* [Records supplied]
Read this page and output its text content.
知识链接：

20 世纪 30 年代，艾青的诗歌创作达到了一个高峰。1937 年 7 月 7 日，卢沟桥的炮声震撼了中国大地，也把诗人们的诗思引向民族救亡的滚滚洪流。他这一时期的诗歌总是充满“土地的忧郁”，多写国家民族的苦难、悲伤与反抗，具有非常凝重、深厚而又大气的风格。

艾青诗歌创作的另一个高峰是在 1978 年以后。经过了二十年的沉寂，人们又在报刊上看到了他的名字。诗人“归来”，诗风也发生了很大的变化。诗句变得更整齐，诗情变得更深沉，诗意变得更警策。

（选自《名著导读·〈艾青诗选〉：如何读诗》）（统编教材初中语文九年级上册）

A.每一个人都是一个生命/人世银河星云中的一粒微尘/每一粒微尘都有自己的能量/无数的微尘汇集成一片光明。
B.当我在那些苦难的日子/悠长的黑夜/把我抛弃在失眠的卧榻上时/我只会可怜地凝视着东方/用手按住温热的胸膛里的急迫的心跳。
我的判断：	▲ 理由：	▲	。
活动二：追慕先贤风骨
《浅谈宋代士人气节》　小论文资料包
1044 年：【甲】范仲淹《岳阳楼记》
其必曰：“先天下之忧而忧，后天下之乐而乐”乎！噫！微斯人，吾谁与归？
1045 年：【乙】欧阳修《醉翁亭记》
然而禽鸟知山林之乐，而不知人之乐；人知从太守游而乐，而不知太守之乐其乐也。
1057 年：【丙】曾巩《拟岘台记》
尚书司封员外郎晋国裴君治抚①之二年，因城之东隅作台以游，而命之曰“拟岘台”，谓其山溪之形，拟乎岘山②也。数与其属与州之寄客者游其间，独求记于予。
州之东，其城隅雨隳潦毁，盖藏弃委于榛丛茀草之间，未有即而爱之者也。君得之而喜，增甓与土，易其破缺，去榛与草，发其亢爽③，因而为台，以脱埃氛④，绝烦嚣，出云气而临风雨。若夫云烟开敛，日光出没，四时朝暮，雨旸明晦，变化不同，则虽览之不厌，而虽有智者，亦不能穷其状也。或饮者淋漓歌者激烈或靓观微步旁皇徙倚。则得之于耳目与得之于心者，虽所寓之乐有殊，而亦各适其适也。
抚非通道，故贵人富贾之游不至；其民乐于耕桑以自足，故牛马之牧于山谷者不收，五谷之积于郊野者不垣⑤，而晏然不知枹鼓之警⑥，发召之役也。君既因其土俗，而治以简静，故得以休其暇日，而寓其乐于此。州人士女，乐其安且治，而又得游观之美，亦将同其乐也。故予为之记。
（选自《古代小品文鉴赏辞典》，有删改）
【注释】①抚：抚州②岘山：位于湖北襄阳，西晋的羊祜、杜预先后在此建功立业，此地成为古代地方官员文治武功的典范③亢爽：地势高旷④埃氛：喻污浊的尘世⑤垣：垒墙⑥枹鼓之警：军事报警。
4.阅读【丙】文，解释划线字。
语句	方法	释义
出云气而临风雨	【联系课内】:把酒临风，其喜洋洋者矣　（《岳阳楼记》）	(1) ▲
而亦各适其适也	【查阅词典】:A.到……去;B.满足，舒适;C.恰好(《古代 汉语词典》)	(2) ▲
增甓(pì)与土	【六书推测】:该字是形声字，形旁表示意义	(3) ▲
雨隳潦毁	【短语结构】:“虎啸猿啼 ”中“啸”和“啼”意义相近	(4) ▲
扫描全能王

* [What you need to do] Above are some records; extract every one of them exactly.

* [Response]
Read this page and output its text content.
知识链接：

20 世纪 30 年代，艾青的诗歌创作达到了一个高峰。1937 年 7 月 7 日，卢沟桥的炮声震撼了中国大地，也把诗人们的诗思引向民族救亡的滚滚洪流。他这一时期的诗歌总是充满“土地的忧郁”，多写国家民族的苦难、悲伤与反抗，具有非常凝重、深厚而又大气的风格。

艾青诗歌创作的另一个高峰是在 1978 年以后。经过了二十年的沉寂，人们又在报刊上看到了他的名字。诗人“归来”，诗风也发生了很大的变化。诗句变得更整齐，诗情变得更深沉，诗意变得更警策。

（选自《名著导读·〈艾青诗选〉：如何读诗》）（统编教材初中语文九年级上册）

A.每一个人都是一个生命/人世银河星云中的一粒微尘/每一粒微尘都有自己的能量/无数的微尘汇集成一片光明。
B.当我在那些苦难的日子/悠长的黑夜/把我抛弃在失眠的卧榻上时/我只会可怜地凝视着东方/用手按住温热的胸膛里的急迫的心跳。
我的判断：	▲ 理由：	▲	。
活动二：追慕先贤风骨
《浅谈宋代士人气节》　小论文资料包
1044 年：【甲】范仲淹《岳阳楼记》
其必曰：“先天下之忧而忧，后天下之乐而乐”乎！噫！微斯人，吾谁与归？
1045 年：【乙】欧阳修《醉翁亭记》
然而禽鸟知山林之乐，而不知人之乐；人知从太守游而乐，而不知太守之乐其乐也。
1057 年：【丙】曾巩《拟岘台记》
尚书司封员外郎晋国裴君治抚①之二年，因城之东隅作台以游，而命之曰“拟岘台”，谓其山溪之形，拟乎岘山②也。数与其属与州之寄客者游其间，独求记于予。
州之东，其城隅雨隳潦毁，盖藏弃委于榛丛茀草之间，未有即而爱之者也。君得之而喜，增甓与土，易其破缺，去榛与草，发其亢爽③，因而为台，以脱埃氛④，绝烦嚣，出云气而临风雨。若夫云烟开敛，日光出没，四时朝暮，雨旸明晦，变化不同，则虽览之不厌，而虽有智者，亦不能穷其状也。或饮者淋漓歌者激烈或靓观微步旁皇徙倚。则得之于耳目与得之于心者，虽所寓之乐有殊，而亦各适其适也。
抚非通道，故贵人富贾之游不至；其民乐于耕桑以自足，故牛马之牧于山谷者不收，五谷之积于郊野者不垣⑤，而晏然不知枹鼓之警⑥，发召之役也。君既因其土俗，而治以简静，故得以休其暇日，而寓其乐于此。州人士女，乐其安且治，而又得游观之美，亦将同其乐也。故予为之记。
（选自《古代小品文鉴赏辞典》，有删改）
【注释】①抚：抚州②岘山：位于湖北襄阳，西晋的羊祜、杜预先后在此建功立业，此地成为古代地方官员文治武功的典范③亢爽：地势高旷④埃氛：喻污浊的尘世⑤垣：垒墙⑥枹鼓之警：军事报警。
4.阅读【丙】文，解释划线字。
语句	方法	释义
出云气而临风雨	【联系课内】:把酒临风，其喜洋洋者矣　（《岳阳楼记》）	(1) ▲
而亦各适其适也	【查阅词典】:A.到……去;B.满足，舒适;C.恰好(《古代 汉语词典》)	(2) ▲
增甓(pì)与土	【六书推测】:该字是形声字，形旁表示意义	(3) ▲
雨隳潦毁	【短语结构】:“虎啸猿啼 ”中“啸”和“啼”意义相近	(4) ▲
扫描全能王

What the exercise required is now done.